Data entries
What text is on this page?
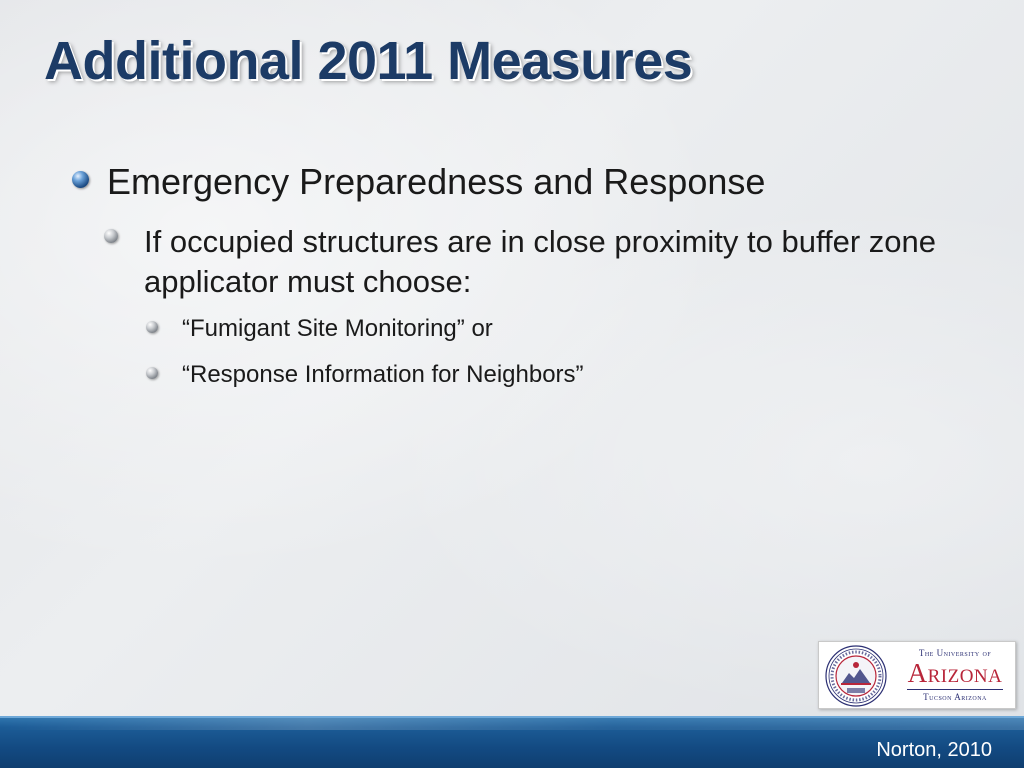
Additional 2011 Measures
Emergency Preparedness and Response
If occupied structures are in close proximity to buffer zone applicator must choose:
“Fumigant Site Monitoring” or
“Response Information for Neighbors”
The University of
Arizona
Tucson Arizona
Norton, 2010
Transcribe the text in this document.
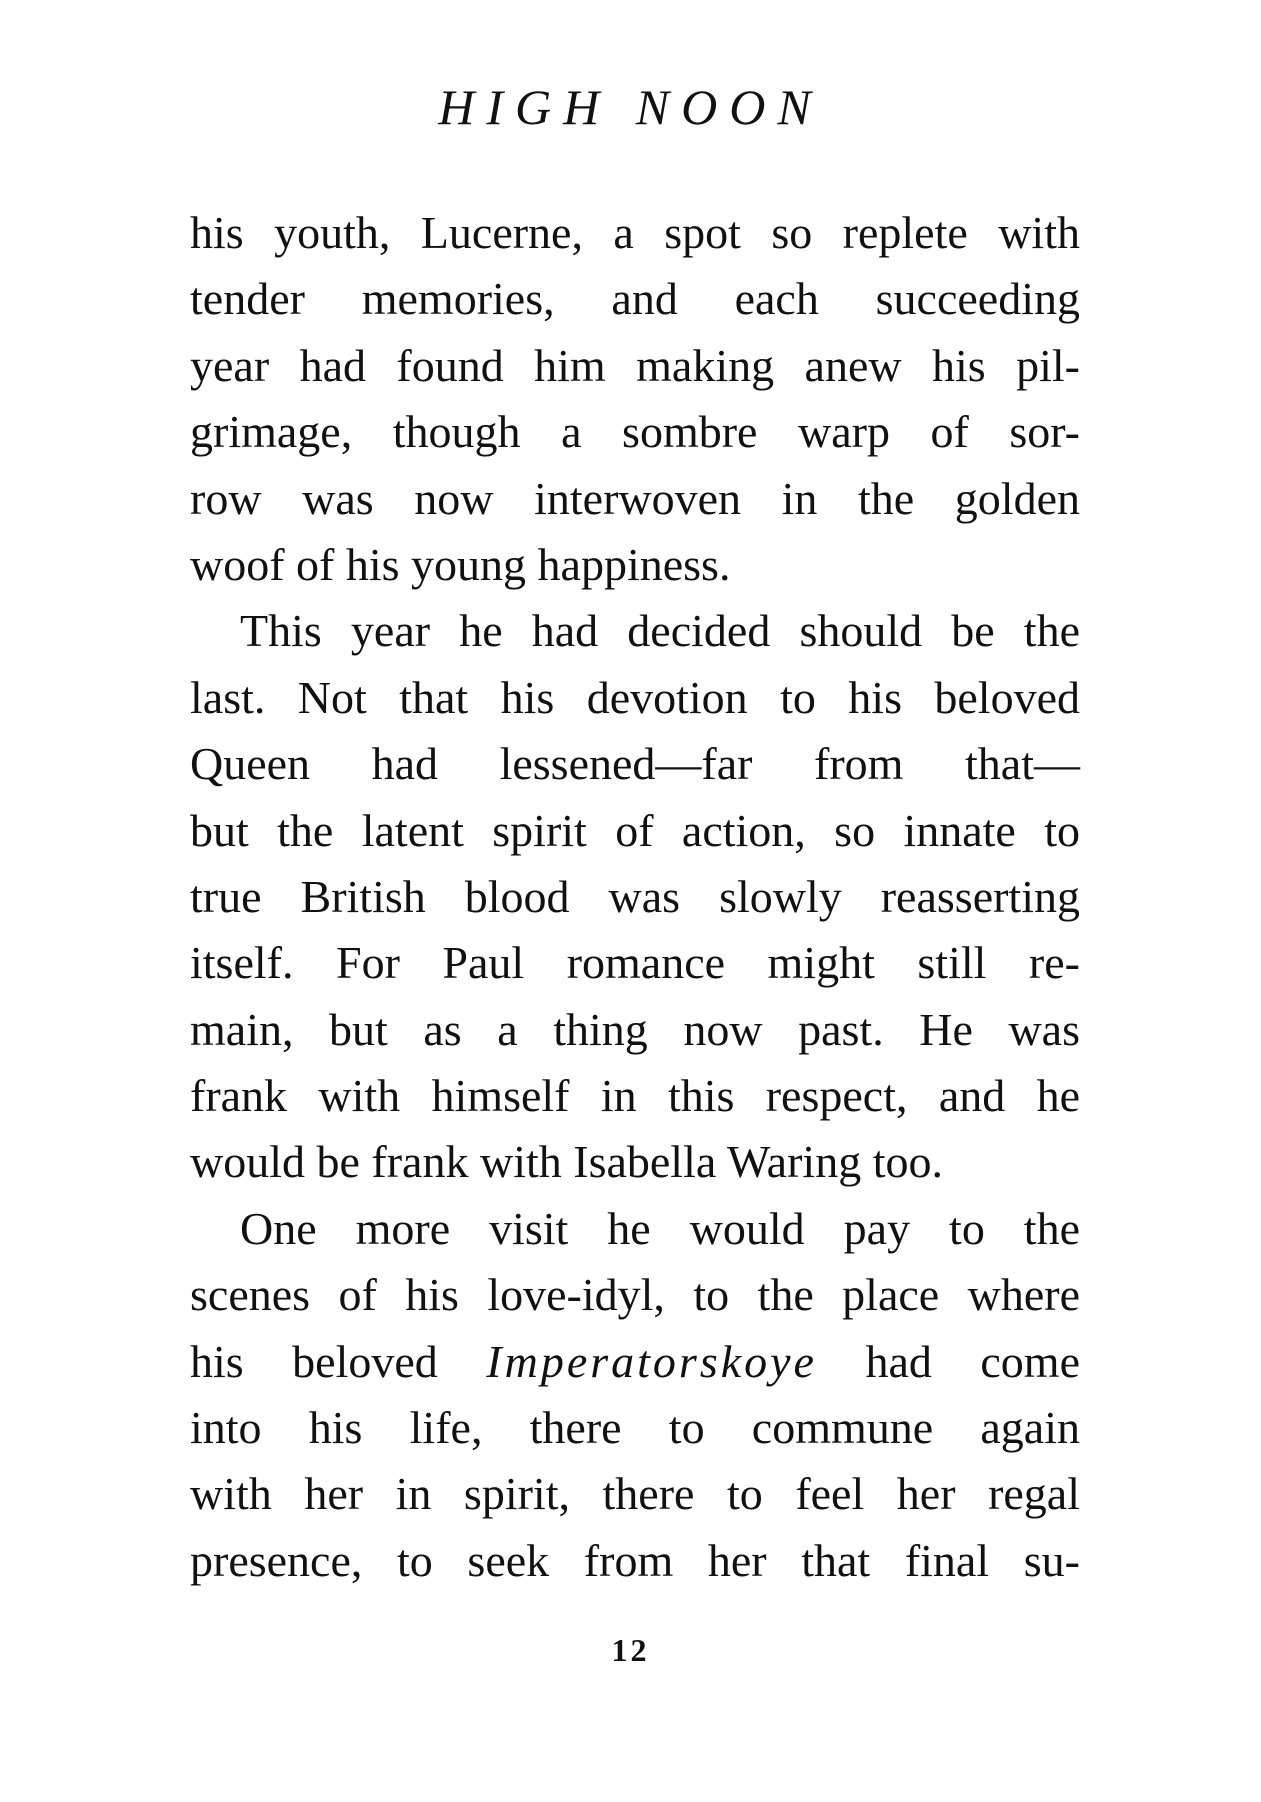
HIGH NOON
his youth, Lucerne, a spot so replete with
tender memories, and each succeeding
year had found him making anew his pil-
grimage, though a sombre warp of sor-
row was now interwoven in the golden
woof of his young happiness.
This year he had decided should be the
last. Not that his devotion to his beloved
Queen had lessened—far from that—
but the latent spirit of action, so innate to
true British blood was slowly reasserting
itself. For Paul romance might still re-
main, but as a thing now past. He was
frank with himself in this respect, and he
would be frank with Isabella Waring too.
One more visit he would pay to the
scenes of his love-idyl, to the place where
his beloved Imperatorskoye had come
into his life, there to commune again
with her in spirit, there to feel her regal
presence, to seek from her that final su-
12
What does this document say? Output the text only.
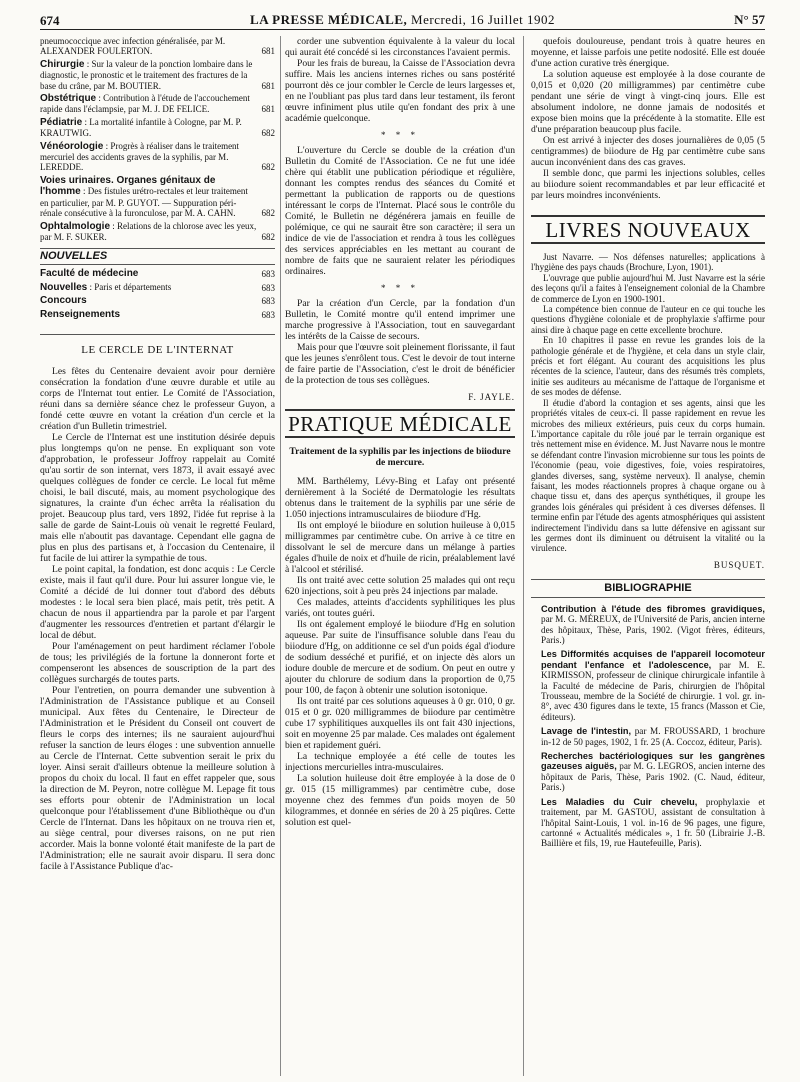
674	LA PRESSE MÉDICALE, Mercredi, 16 Juillet 1902	N° 57
pneumococcique avec infection généralisée, par M. ALEXANDER FOULERTON.	681
Chirurgie : Sur la valeur de la ponction lombaire dans le diagnostic, le pronostic et le traitement des fractures de la base du crâne, par M. BOUTIER.	681
Obstétrique : Contribution à l'étude de l'accouchement rapide dans l'éclampsie, par M. J. DE FELICE.	681
Pédiatrie : La mortalité infantile à Cologne, par M. P. KRAUTWIG.	682
Vénéorologie : Progrès à réaliser dans le traitement mercuriel des accidents graves de la syphilis, par M. LEREDDE.	682
Voies urinaires. Organes génitaux de l'homme : Des fistules urétro-rectales et leur traitement en particulier, par M. P. GUYOT. — Suppuration péri-rénale consécutive à la furonculose, par M. A. CAHN.	682
Ophtalmologie : Relations de la chlorose avec les yeux, par M. F. SUKER.	682
NOUVELLES
Faculté de médecine	683
Nouvelles : Paris et départements	683
Concours	683
Renseignements	683
LE CERCLE DE L'INTERNAT

Les fêtes du Centenaire devaient avoir pour dernière consécration la fondation d'une œuvre durable et utile au corps de l'Internat tout entier. Le Comité de l'Association, réuni dans sa dernière séance chez le professeur Guyon, a fondé cette œuvre en votant la création d'un cercle et la création d'un Bulletin trimestriel.

Le Cercle de l'Internat est une institution désirée depuis plus longtemps qu'on ne pense. En expliquant son vote d'approbation, le professeur Joffroy rappelait au Comité qu'au sortir de son internat, vers 1873, il avait essayé avec quelques collègues de fonder ce cercle. Le local fut même choisi, le bail discuté, mais, au moment psychologique des signatures, la crainte d'un échec arrêta la réalisation du projet. Beaucoup plus tard, vers 1892, l'idée fut reprise à la salle de garde de Saint-Louis où venait le regretté Feulard, mais elle n'aboutit pas davantage. Cependant elle gagna de plus en plus des partisans et, à l'occasion du Centenaire, il fut facile de lui attirer la sympathie de tous.

Le point capital, la fondation, est donc acquis : Le Cercle existe, mais il faut qu'il dure. Pour lui assurer longue vie, le Comité a décidé de lui donner tout d'abord des débuts modestes : le local sera bien placé, mais petit, très petit. A chacun de nous il appartiendra par la parole et par l'argent d'augmenter les ressources d'entretien et partant d'élargir le local de début.

Pour l'aménagement on peut hardiment réclamer l'obole de tous; les privilégiés de la fortune la donneront forte et compenseront les absences de souscription de la part des collègues surchargés de toutes parts.

Pour l'entretien, on pourra demander une subvention à l'Administration de l'Assistance publique et au Conseil municipal. Aux fêtes du Centenaire, le Directeur de l'Administration et le Président du Conseil ont couvert de fleurs le corps des internes; ils ne sauraient aujourd'hui refuser la sanction de leurs éloges : une subvention annuelle au Cercle de l'Internat. Cette subvention serait le prix du loyer. Ainsi serait d'ailleurs obtenue la meilleure solution à propos du choix du local. Il faut en effet rappeler que, sous la direction de M. Peyron, notre collègue M. Lepage fit tous ses efforts pour obtenir de l'Administration un local quelconque pour l'établissement d'une Bibliothèque ou d'un Cercle de l'Internat. Dans les hôpitaux on ne trouva rien et, au siège central, pour diverses raisons, on ne put rien accorder. Mais la bonne volonté était manifeste de la part de l'Administration; elle ne saurait avoir disparu. Il sera donc facile à l'Assistance Publique d'ac-

corder une subvention équivalente à la valeur du local qui aurait été concédé si les circonstances l'avaient permis.

Pour les frais de bureau, la Caisse de l'Association devra suffire. Mais les anciens internes riches ou sans postérité pourront dès ce jour combler le Cercle de leurs largesses et, en ne l'oubliant pas plus tard dans leur testament, ils feront œuvre infiniment plus utile qu'en fondant des prix à une académie quelconque.

* * *

L'ouverture du Cercle se double de la création d'un Bulletin du Comité de l'Association. Ce ne fut une idée chère qui établit une publication périodique et régulière, donnant les comptes rendus des séances du Comité et permettant la publication de rapports ou de questions intéressant le corps de l'Internat. Placé sous le contrôle du Comité, le Bulletin ne dégénérera jamais en feuille de polémique, ce qui ne saurait être son caractère; il sera un indice de vie de l'association et rendra à tous les collègues des services appréciables en les mettant au courant de nombre de faits que ne sauraient relater les périodiques ordinaires.

* * *

Par la création d'un Cercle, par la fondation d'un Bulletin, le Comité montre qu'il entend imprimer une marche progressive à l'Association, tout en sauvegardant les intérêts de la Caisse de secours.

Mais pour que l'œuvre soit pleinement florissante, il faut que les jeunes s'enrôlent tous. C'est le devoir de tout interne de faire partie de l'Association, c'est le droit de bénéficier de la protection de tous ses collègues.

F. JAYLE.
PRATIQUE MÉDICALE
Traitement de la syphilis par les injections de biiodure de mercure.

MM. Barthélemy, Lévy-Bing et Lafay ont présenté dernièrement à la Société de Dermatologie les résultats obtenus dans le traitement de la syphilis par une série de 1.050 injections intramusculaires de biiodure d'Hg.

Ils ont employé le biiodure en solution huileuse à 0,015 milligrammes par centimètre cube. On arrive à ce titre en dissolvant le sel de mercure dans un mélange à parties égales d'huile de noix et d'huile de ricin, préalablement lavé à l'alcool et stérilisé.

Ils ont traité avec cette solution 25 malades qui ont reçu 620 injections, soit à peu près 24 injections par malade.

Ces malades, atteints d'accidents syphilitiques les plus variés, ont toutes guéri.

Ils ont également employé le biiodure d'Hg en solution aqueuse. Par suite de l'insuffisance soluble dans l'eau du biiodure d'Hg, on additionne ce sel d'un poids égal d'iodure de sodium desséché et purifié, et on injecte dès alors un iodure double de mercure et de sodium. On peut en outre y ajouter du chlorure de sodium dans la proportion de 0,75 pour 100, de façon à obtenir une solution isotonique.

Ils ont traité par ces solutions aqueuses à 0 gr. 010, 0 gr. 015 et 0 gr. 020 milligrammes de biiodure par centimètre cube 17 syphilitiques auxquelles ils ont fait 430 injections, soit en moyenne 25 par malade. Ces malades ont également bien et rapidement guéri.

La technique employée a été celle de toutes les injections mercurielles intra-musculaires.

La solution huileuse doit être employée à la dose de 0 gr. 015 (15 milligrammes) par centimètre cube, dose moyenne chez des femmes d'un poids moyen de 50 kilogrammes, et donnée en séries de 20 à 25 piqûres. Cette solution est quel-

quefois douloureuse, pendant trois à quatre heures en moyenne, et laisse parfois une petite nodosité. Elle est douée d'une action curative très énergique.

La solution aqueuse est employée à la dose courante de 0,015 et 0,020 (20 milligrammes) par centimètre cube pendant une série de vingt à vingt-cinq jours. Elle est absolument indolore, ne donne jamais de nodosités et expose bien moins que la précédente à la stomatite. Elle est d'une préparation beaucoup plus facile.

On est arrivé à injecter des doses journalières de 0,05 (5 centigrammes) de biiodure de Hg par centimètre cube sans aucun inconvénient dans des cas graves.

Il semble donc, que parmi les injections solubles, celles au biiodure soient recommandables et par leur efficacité et par leurs moindres inconvénients.

LIVRES NOUVEAUX

Just Navarre. — Nos défenses naturelles; applications à l'hygiène des pays chauds (Brochure, Lyon, 1901).

L'ouvrage que publie aujourd'hui M. Just Navarre est la série des leçons qu'il a faites à l'enseignement colonial de la Chambre de commerce de Lyon en 1900-1901.

La compétence bien connue de l'auteur en ce qui touche les questions d'hygiène coloniale et de prophylaxie s'affirme pour ainsi dire à chaque page en cette excellente brochure.

En 10 chapitres il passe en revue les grandes lois de la pathologie générale et de l'hygiène, et cela dans un style clair, précis et fort élégant. Au courant des acquisitions les plus récentes de la science, l'auteur, dans des résumés très complets, initie ses auditeurs au mécanisme de l'attaque de l'organisme et de ses modes de défense.

Il étudie d'abord la contagion et ses agents, ainsi que les propriétés vitales de ceux-ci. Il passe rapidement en revue les microbes des milieux extérieurs, puis ceux du corps humain. L'importance capitale du rôle joué par le terrain organique est très nettement mise en évidence. M. Just Navarre nous le montre se défendant contre l'invasion microbienne sur tous les points de l'économie (peau, voie digestives, foie, voies respiratoires, glandes diverses, sang, système nerveux). Il analyse, chemin faisant, les modes réactionnels propres à chaque organe ou à chaque tissu et, dans des aperçus synthétiques, il groupe les grandes lois générales qui président à ces diverses défenses. Il termine enfin par l'étude des agents atmosphériques qui assistent indirectement l'individu dans sa lutte défensive en agissant sur les germes dont ils diminuent ou détruisent la vitalité ou la virulence.

BUSQUET.
BIBLIOGRAPHIE
Contribution à l'étude des fibromes gravidiques, par M. G. MÉREUX, de l'Université de Paris, ancien interne des hôpitaux, Thèse, Paris, 1902. (Vigot frères, éditeurs, Paris.)
Les Difformités acquises de l'appareil locomoteur pendant l'enfance et l'adolescence, par M. E. KIRMISSON, professeur de clinique chirurgicale infantile à la Faculté de médecine de Paris, chirurgien de l'hôpital Trousseau, membre de la Société de chirurgie. 1 vol. gr. in-8°, avec 430 figures dans le texte, 15 francs (Masson et Cie, éditeurs).
Lavage de l'intestin, par M. FROUSSARD, 1 brochure in-12 de 50 pages, 1902, 1 fr. 25 (A. Coccoz, éditeur, Paris).
Recherches bactériologiques sur les gangrènes gazeuses aiguës, par M. G. LEGROS, ancien interne des hôpitaux de Paris, Thèse, Paris 1902. (C. Naud, éditeur, Paris.)
Les Maladies du Cuir chevelu, prophylaxie et traitement, par M. GASTOU, assistant de consultation à l'hôpital Saint-Louis, 1 vol. in-16 de 96 pages, une figure, cartonné « Actualités médicales », 1 fr. 50 (Librairie J.-B. Baillière et fils, 19, rue Hautefeuille, Paris).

▶ **TASK OBJECTIVE**
Scan the listing above. Gather each line that contains the word "Lyon".

▶ **TASK RESPONSE**
Just Navarre. — Nos défenses naturelles; applications à l'hygiène des pays chauds (Brochure, Lyon, 1901).
L'ouvrage que publie aujourd'hui M. Just Navarre est la série des leçons qu'il a faites à l'enseignement colonial de la Chambre de commerce de Lyon en 1900-1901.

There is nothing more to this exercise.